Exercise aim ▸
Output every entry exactly as written, but omit the pictures.

Listed entries ▸
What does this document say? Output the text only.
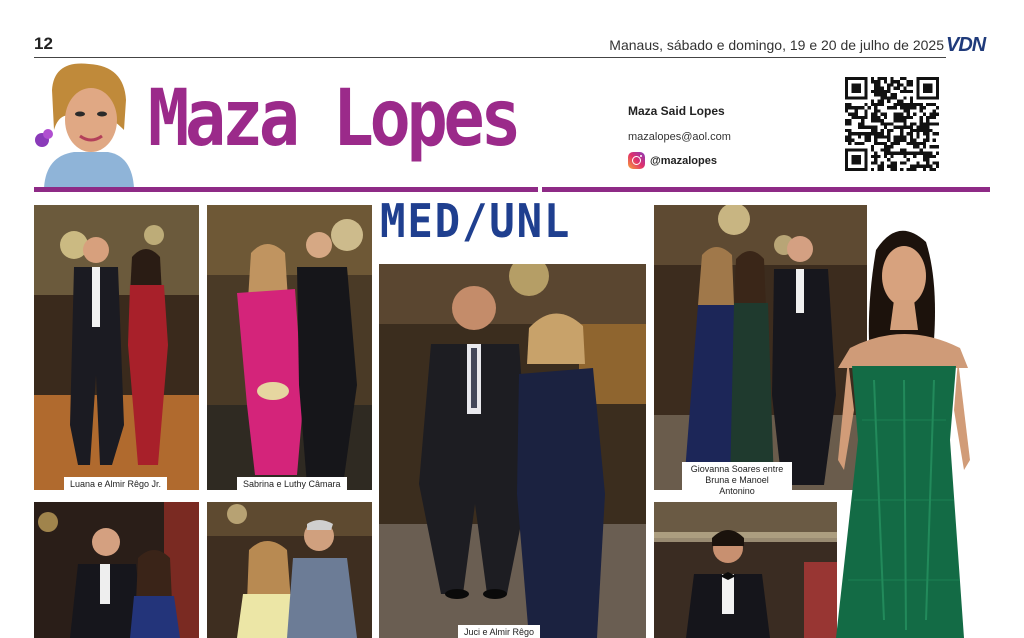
12	Manaus, sábado e domingo, 19 e 20 de julho de 2025 VDN
Maza Lopes	Maza Said Lopes
mazalopes@aol.com
@mazalopes
MED/UNL
Luana e Almir Rêgo Jr.	Sabrina e Luthy Câmara
Juci e Almir Rêgo
Giovanna Soares entre
Bruna e Manoel Antonino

Response ▸
What does this document say? Output the text only.
12	Manaus, sábado e domingo, 19 e 20 de julho de 2025 VDN
Maza Lopes	Maza Said Lopes
mazalopes@aol.com
@mazalopes
MED/UNL
Luana e Almir Rêgo Jr.	Sabrina e Luthy Câmara
Juci e Almir Rêgo
Giovanna Soares entre
Bruna e Manoel Antonino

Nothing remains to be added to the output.